Short task:
Reproduce the records below with every occurrence of "bounding boxes" changed to "box coordinates" and all other text kept identical. Omit the pictures from your answer.

Supplied records:
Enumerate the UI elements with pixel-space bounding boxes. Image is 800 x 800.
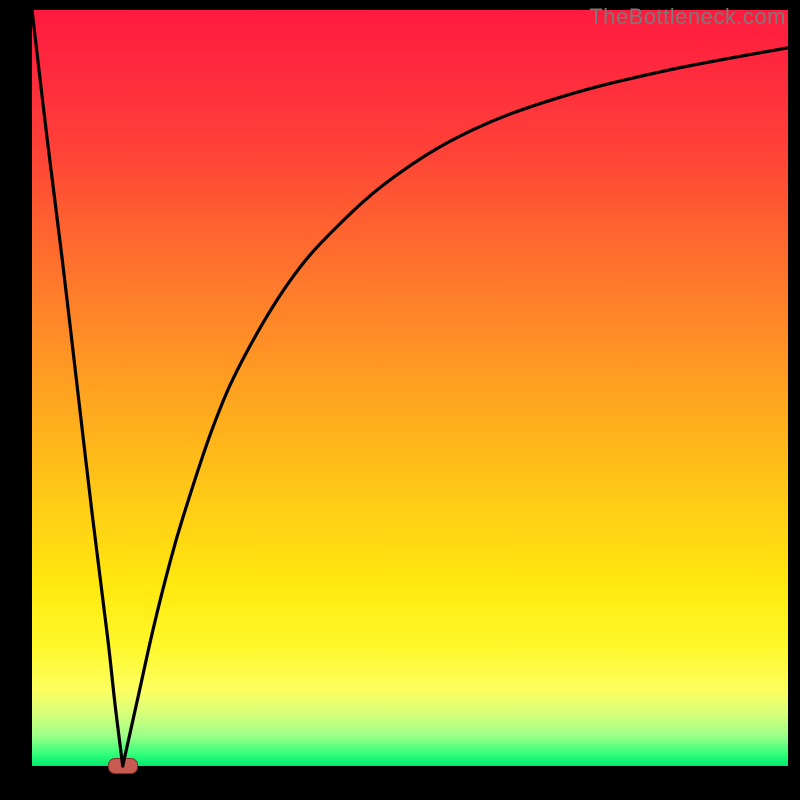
watermark-text: TheBottleneck.com bbox=[589, 4, 786, 30]
chart-frame: TheBottleneck.com bbox=[0, 0, 800, 800]
curve-left-branch bbox=[32, 10, 123, 766]
curve-right-branch bbox=[123, 48, 788, 766]
curve-layer bbox=[32, 10, 788, 766]
plot-area bbox=[32, 10, 788, 766]
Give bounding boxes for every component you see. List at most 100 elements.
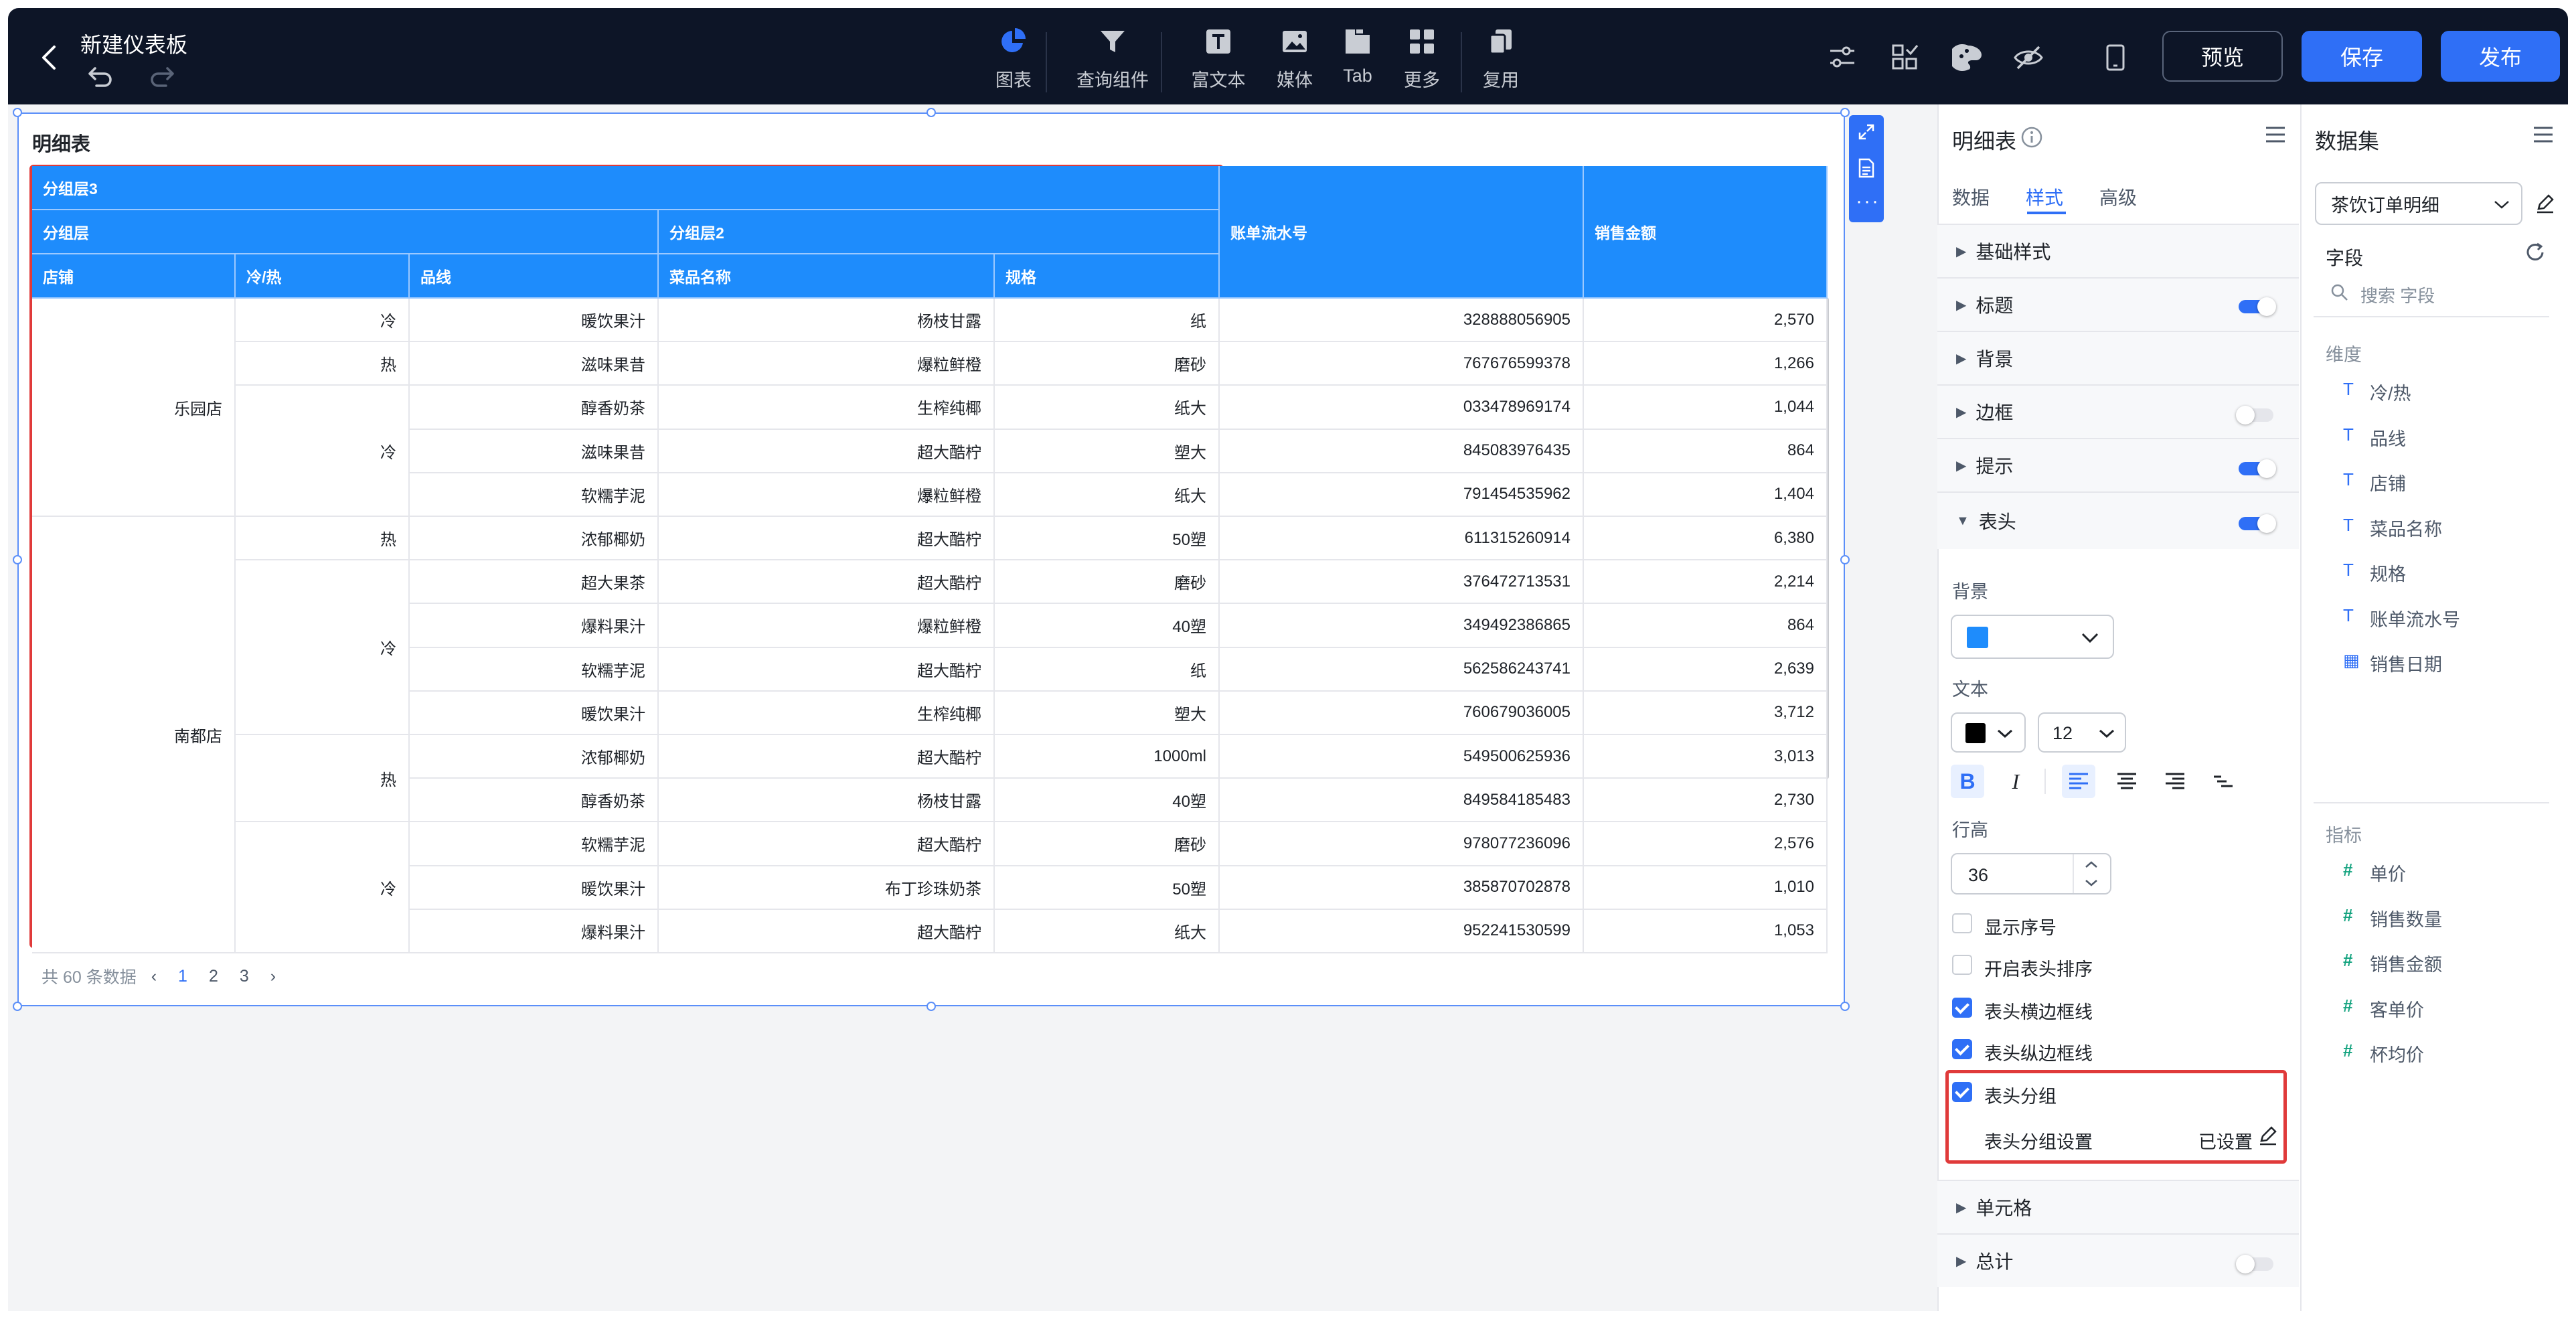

Output below:
Enumerate the UI elements with pixel-space box coordinates. Image is 800 x 800.
watermark-text: TheBottleneck.com bbox=[589, 4, 786, 30]
chart-frame: TheBottleneck.com bbox=[0, 0, 800, 800]
curve-left-branch bbox=[32, 10, 123, 766]
curve-right-branch bbox=[123, 48, 788, 766]
curve-layer bbox=[32, 10, 788, 766]
plot-area bbox=[32, 10, 788, 766]
Give box coordinates for every component you see. List at most 100 elements.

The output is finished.